### [EXTRACTED TEXT]
Only yesterday we were lectured against the “politics of personal
destruction.” Politics, everyone agreed, should be about “the issues”
and not about this or that personal trait of a particular individual. Do
Bill Clinton’s private peccadilloes matter so long as his policies meet
with public approval? Why should anyone care whether George Bush used
drugs 25 years ago when it’s his platform we ought to be debating?
Well, when it comes to Patrick J. Buchanan, yesterday’s civic pieties
have turned to dust. The reason? The establishment, with a vested
interest in the two-party cartel, wants to prevent him from running for
president on a third-party ticket. Recall that Ross Perot was similarly
blasted when he ran in 1992 and 1996, even without any hope of being
elected. Pat is so much more passionate and interesting than the canned
acts of the major parties that he might actually threaten the regime as
we know it. Therefore he must be stopped.
The ostensible reason for the attack is his book, “A Republic, Not an
Empire.” In it, Pat deals directly with the U.S. military’s role in the
post-Cold War world. He compares the present U.S. military presence
around the globe to that of the British in the 19th century, and warns
that the U.S. is wildly overextended — a position embraced by huge
majorities, including most people employed in the armed services.

### [PROVIDED MATERIAL]

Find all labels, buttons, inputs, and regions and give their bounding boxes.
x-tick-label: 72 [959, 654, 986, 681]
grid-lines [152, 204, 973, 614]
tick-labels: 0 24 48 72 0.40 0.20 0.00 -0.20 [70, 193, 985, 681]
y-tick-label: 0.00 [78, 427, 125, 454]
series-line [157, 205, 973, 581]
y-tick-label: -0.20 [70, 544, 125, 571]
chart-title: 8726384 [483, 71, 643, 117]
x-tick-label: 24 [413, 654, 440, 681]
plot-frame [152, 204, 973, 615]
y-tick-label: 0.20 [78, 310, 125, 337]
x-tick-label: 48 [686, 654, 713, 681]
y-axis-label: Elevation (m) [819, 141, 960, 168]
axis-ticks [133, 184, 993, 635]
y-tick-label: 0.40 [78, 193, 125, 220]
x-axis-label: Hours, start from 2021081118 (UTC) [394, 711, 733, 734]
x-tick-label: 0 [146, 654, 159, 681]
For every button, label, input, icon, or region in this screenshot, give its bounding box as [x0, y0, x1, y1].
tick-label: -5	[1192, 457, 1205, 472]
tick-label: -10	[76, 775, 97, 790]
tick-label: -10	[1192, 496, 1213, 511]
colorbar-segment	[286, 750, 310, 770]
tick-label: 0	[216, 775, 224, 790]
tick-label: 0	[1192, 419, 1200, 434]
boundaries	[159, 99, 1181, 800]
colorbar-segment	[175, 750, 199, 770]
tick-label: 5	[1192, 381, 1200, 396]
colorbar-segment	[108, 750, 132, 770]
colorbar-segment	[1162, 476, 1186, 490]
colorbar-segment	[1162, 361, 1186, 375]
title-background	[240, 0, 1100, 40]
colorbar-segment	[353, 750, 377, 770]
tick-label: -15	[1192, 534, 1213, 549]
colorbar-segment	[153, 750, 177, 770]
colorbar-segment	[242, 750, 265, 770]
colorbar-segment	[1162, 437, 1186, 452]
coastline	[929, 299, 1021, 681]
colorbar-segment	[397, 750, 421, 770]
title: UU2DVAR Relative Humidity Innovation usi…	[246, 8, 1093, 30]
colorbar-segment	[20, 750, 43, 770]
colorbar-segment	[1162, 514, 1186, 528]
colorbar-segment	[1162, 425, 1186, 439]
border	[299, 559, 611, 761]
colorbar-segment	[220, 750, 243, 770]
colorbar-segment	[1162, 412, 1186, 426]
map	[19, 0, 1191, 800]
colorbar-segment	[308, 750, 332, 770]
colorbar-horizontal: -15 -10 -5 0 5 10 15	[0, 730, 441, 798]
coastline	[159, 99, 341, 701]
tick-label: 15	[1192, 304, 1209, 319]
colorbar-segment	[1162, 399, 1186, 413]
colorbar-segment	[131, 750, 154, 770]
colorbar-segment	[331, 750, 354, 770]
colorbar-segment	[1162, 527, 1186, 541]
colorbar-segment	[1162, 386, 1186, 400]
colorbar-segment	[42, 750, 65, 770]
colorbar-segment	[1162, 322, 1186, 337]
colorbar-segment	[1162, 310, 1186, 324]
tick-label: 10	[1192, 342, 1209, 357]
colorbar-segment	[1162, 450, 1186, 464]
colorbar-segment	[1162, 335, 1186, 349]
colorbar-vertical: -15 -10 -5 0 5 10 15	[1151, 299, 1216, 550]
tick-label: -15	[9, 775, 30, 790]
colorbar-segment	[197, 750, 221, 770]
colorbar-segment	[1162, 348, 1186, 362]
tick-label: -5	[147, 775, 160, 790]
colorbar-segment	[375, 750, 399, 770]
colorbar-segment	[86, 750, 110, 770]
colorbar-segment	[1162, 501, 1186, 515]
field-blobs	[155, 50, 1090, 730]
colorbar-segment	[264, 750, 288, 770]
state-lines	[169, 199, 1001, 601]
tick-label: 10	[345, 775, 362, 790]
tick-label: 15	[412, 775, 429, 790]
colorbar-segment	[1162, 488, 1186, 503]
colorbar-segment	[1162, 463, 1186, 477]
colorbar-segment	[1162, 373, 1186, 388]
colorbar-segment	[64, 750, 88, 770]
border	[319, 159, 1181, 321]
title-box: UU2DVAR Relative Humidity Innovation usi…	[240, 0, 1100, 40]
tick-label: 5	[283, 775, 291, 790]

### [GIVEN TASK]
Reproduce the entire Buchanan commentary word for word. The items have no connection to the Buchanan commentary.

### [ANSWER TO THIS PROBLEM]
Only yesterday we were lectured against the “politics of personal
destruction.” Politics, everyone agreed, should be about “the issues”
and not about this or that personal trait of a particular individual. Do
Bill Clinton’s private peccadilloes matter so long as his policies meet
with public approval? Why should anyone care whether George Bush used
drugs 25 years ago when it’s his platform we ought to be debating?
Well, when it comes to Patrick J. Buchanan, yesterday’s civic pieties
have turned to dust. The reason? The establishment, with a vested
interest in the two-party cartel, wants to prevent him from running for
president on a third-party ticket. Recall that Ross Perot was similarly
blasted when he ran in 1992 and 1996, even without any hope of being
elected. Pat is so much more passionate and interesting than the canned
acts of the major parties that he might actually threaten the regime as
we know it. Therefore he must be stopped.
The ostensible reason for the attack is his book, “A Republic, Not an
Empire.” In it, Pat deals directly with the U.S. military’s role in the
post-Cold War world. He compares the present U.S. military presence
around the globe to that of the British in the 19th century, and warns
that the U.S. is wildly overextended — a position embraced by huge
majorities, including most people employed in the armed services.